__Problem to solve__: Draw out every line with the word "JSON" from the listing below.

__Input for this task__:

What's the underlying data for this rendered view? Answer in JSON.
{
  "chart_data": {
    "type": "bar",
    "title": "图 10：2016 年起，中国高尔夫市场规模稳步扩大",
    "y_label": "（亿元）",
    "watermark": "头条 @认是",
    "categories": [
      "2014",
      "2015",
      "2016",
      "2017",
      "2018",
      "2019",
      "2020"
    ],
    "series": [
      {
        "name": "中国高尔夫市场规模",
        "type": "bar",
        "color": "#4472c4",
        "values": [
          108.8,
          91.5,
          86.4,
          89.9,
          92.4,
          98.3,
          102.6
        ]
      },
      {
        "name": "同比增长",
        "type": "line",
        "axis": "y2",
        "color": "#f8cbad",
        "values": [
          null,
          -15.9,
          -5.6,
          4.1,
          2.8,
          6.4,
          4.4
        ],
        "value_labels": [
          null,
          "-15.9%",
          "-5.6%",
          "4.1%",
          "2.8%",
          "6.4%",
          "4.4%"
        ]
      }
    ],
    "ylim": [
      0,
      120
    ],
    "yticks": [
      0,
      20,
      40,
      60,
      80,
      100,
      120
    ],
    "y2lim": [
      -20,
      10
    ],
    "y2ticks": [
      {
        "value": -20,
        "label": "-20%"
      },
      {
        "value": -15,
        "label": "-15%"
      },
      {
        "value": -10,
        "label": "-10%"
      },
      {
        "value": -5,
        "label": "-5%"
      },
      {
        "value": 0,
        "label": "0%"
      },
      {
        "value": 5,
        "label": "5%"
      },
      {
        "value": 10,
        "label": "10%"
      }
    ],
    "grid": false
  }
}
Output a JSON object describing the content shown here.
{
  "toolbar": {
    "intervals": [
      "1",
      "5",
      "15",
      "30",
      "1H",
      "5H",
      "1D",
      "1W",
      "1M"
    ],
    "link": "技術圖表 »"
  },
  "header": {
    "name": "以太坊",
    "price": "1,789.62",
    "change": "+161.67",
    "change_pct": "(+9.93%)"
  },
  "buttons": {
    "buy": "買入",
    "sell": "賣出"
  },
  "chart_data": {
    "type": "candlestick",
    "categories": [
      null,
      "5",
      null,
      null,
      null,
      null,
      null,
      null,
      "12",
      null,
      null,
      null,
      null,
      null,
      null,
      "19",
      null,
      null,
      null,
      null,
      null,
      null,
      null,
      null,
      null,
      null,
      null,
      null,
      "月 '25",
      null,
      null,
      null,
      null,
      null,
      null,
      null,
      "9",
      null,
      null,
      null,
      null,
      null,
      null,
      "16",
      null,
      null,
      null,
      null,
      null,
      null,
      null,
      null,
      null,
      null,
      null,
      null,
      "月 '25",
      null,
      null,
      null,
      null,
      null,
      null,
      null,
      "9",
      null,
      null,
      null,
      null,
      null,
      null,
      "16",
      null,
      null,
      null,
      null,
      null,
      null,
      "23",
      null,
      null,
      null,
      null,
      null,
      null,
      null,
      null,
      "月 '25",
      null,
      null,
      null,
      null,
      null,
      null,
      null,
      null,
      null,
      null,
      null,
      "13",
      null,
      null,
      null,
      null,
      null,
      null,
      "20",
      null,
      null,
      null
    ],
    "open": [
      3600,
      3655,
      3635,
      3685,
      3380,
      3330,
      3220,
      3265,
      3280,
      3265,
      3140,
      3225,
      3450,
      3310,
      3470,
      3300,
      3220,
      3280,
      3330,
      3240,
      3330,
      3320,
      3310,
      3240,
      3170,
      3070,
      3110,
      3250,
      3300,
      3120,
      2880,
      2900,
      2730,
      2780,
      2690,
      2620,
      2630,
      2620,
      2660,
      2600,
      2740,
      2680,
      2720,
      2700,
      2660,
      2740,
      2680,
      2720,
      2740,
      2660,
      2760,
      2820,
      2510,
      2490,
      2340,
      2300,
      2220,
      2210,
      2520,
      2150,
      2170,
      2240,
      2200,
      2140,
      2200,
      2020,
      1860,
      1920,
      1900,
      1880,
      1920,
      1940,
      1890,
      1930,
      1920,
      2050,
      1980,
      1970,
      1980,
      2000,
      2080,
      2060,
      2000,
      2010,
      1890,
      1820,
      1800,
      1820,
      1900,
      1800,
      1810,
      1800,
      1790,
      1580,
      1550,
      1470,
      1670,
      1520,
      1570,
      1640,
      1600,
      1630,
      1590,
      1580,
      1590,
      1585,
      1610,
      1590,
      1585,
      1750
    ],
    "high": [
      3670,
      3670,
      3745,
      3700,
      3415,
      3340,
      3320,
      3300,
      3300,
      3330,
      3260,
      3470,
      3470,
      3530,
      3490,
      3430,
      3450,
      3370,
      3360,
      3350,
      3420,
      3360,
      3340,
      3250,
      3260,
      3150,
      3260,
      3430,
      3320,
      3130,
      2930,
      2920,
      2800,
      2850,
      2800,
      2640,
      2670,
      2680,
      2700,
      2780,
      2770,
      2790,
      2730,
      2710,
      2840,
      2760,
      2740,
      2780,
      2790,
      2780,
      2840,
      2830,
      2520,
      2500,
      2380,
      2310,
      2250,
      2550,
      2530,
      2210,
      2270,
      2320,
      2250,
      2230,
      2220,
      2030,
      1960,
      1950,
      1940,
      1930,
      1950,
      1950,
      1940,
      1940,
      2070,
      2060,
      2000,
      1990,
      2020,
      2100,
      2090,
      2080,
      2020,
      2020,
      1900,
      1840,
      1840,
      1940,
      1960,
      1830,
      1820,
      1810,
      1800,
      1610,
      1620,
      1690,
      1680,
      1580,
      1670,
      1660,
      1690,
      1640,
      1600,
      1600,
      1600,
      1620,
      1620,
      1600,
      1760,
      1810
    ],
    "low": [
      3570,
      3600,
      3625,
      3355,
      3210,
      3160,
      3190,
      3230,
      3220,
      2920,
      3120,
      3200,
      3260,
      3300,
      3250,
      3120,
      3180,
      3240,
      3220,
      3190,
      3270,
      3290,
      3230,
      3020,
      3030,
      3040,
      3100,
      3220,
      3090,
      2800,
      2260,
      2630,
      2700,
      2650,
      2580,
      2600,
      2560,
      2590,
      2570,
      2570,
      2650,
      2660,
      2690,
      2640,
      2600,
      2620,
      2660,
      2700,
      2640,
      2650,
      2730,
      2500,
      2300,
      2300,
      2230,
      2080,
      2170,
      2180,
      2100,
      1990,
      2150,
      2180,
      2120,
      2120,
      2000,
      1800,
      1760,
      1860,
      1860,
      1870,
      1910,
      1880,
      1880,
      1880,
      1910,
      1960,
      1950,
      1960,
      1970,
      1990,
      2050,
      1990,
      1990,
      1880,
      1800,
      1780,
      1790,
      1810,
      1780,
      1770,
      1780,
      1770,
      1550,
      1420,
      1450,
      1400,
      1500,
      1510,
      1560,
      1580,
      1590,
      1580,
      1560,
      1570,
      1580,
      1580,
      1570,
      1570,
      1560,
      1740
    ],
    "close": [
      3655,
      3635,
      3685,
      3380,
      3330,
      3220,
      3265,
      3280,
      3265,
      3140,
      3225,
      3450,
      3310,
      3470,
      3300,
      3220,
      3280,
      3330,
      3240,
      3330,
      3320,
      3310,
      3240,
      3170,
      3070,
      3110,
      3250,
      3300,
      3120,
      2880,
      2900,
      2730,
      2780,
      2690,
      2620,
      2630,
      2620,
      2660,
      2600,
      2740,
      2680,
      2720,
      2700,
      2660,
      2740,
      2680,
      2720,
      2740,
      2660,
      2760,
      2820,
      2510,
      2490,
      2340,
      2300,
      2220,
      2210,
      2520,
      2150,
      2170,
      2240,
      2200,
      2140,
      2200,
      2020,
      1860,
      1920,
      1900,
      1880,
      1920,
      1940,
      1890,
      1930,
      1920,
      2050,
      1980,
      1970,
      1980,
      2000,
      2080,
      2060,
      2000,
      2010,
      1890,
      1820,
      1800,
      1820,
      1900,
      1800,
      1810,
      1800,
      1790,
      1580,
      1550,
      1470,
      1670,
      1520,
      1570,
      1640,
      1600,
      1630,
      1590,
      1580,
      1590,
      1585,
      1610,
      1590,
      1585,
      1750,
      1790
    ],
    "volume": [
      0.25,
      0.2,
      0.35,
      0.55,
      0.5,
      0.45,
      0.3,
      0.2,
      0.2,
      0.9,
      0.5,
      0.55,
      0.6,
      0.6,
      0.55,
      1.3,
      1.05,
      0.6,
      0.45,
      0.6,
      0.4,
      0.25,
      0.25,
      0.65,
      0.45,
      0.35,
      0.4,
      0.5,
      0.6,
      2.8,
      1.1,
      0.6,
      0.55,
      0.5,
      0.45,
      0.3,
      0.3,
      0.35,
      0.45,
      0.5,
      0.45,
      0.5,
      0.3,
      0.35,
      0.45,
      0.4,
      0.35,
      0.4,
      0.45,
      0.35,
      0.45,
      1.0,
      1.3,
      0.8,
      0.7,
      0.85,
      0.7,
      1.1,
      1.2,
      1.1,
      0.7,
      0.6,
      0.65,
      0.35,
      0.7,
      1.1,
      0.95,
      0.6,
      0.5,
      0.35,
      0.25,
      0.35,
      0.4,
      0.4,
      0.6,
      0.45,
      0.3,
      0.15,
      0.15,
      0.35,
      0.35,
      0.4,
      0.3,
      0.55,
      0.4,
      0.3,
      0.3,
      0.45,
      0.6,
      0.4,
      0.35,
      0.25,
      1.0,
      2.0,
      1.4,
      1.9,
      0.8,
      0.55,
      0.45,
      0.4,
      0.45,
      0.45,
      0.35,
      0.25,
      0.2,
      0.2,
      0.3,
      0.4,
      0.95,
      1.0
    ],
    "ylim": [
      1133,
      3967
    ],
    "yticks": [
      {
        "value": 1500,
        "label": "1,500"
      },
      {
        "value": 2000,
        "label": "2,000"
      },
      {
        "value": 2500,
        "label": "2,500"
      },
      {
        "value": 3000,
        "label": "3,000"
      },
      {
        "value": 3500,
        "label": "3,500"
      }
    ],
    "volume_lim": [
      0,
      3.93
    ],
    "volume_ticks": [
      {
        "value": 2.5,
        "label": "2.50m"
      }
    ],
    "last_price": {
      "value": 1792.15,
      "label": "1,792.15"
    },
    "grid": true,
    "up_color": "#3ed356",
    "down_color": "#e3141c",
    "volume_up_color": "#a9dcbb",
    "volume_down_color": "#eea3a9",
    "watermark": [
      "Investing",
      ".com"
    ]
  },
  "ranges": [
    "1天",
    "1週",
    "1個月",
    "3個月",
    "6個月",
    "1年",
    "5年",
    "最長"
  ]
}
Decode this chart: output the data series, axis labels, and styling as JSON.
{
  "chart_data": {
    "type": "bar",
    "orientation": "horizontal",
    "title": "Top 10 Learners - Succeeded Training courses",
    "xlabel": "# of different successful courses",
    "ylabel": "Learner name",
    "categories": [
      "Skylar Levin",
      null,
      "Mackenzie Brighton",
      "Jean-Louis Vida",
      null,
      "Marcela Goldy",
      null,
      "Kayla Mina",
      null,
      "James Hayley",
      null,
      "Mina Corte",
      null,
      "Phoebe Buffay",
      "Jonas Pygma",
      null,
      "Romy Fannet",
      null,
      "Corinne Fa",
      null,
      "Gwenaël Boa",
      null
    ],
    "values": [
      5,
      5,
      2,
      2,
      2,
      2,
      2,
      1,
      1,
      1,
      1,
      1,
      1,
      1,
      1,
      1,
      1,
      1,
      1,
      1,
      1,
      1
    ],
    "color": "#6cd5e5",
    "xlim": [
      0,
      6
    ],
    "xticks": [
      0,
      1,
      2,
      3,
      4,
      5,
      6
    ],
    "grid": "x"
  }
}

__Completed exercise__:
What's the underlying data for this rendered view? Answer in JSON.
Output a JSON object describing the content shown here.
Decode this chart: output the data series, axis labels, and styling as JSON.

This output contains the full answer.